*Provided text*:
# Another one from Long Island NY



## SilentKnight (Mar 1, 2009)

:smile: Hello, new member here, Been lurking and checking out the site for a few weeks now before I finally signed up. Lots of good info. I have always been a big "Gun" guy, but now I'm more into bows an arrows. I like this new hobby, as it is something I could enjoy with the whole family.


----------



## Tim Roberts (Jul 13, 2002)

:wav: :yo: *G'day.*







to *Archery Talk* SilentKnight. Have fun here.


----------



## ansarha (Nov 30, 2008)

:wav::welcome: Welcome to AT :welcome::wav:


----------



## Double S (Mar 30, 2008)

Welcome to AT.


----------



## SilentKnight (Mar 1, 2009)

Thanks! Learning a lot from this site and a lot of good people here.


----------



## Dthbyhoyt (Dec 4, 2004)

:welcome: 2 ArcheryTalk


----------



## swampfrogg (Jun 29, 2007)




----------



## smurphysgirl (Mar 6, 2007)

*Archery is a great Family sport/hobby!*

Welcome to AT! Happy shooting!
*X*---------------------------:archer:


----------



## Deerslayer25 (Mar 11, 2006)

Welcome to AT


----------

*Requirement a*: Quote the welcome thread word for word from "# Another one" to "the whole family.".
The forum thread and the records have nothing to do with each other.

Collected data

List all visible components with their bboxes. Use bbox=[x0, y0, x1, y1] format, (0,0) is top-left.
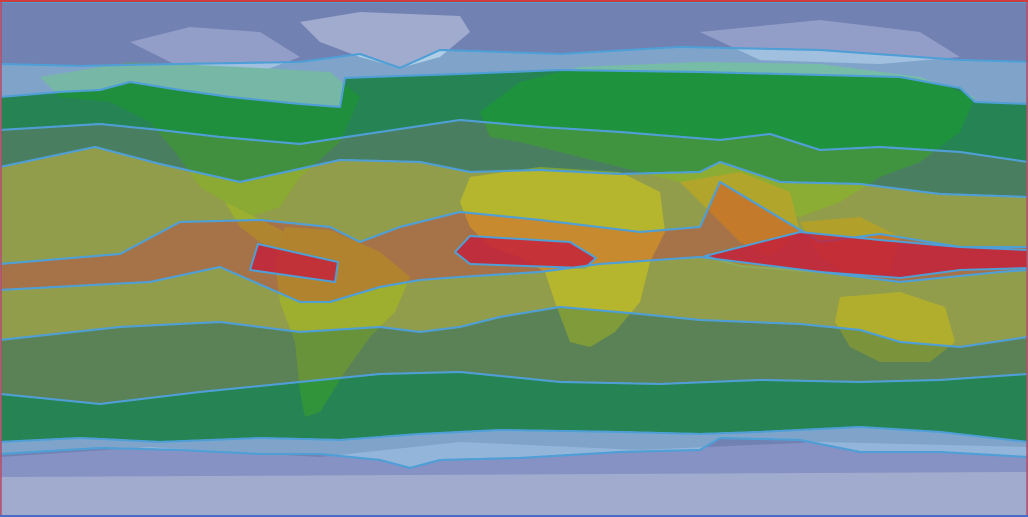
band-equatorial-core-south-america[interactable] bbox=[249, 243, 339, 283]
map-right-edge bbox=[1026, 2, 1028, 515]
map-left-edge bbox=[0, 2, 2, 515]
band-south-polar[interactable] bbox=[0, 437, 1028, 517]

*Requirement b*: Print every line of the records without any change, leaving out the pictures.

*Full solution a*:
# Another one from Long Island NY



## SilentKnight (Mar 1, 2009)

:smile: Hello, new member here, Been lurking and checking out the site for a few weeks now before I finally signed up. Lots of good info. I have always been a big "Gun" guy, but now I'm more into bows an arrows. I like this new hobby, as it is something I could enjoy with the whole family.

*Full solution b*:
List all visible components with their bboxes. Use bbox=[x0, y0, x1, y1] format, (0,0) is top-left.
band-equatorial-core-south-america[interactable] bbox=[249, 243, 339, 283]
map-right-edge bbox=[1026, 2, 1028, 515]
map-left-edge bbox=[0, 2, 2, 515]
band-south-polar[interactable] bbox=[0, 437, 1028, 517]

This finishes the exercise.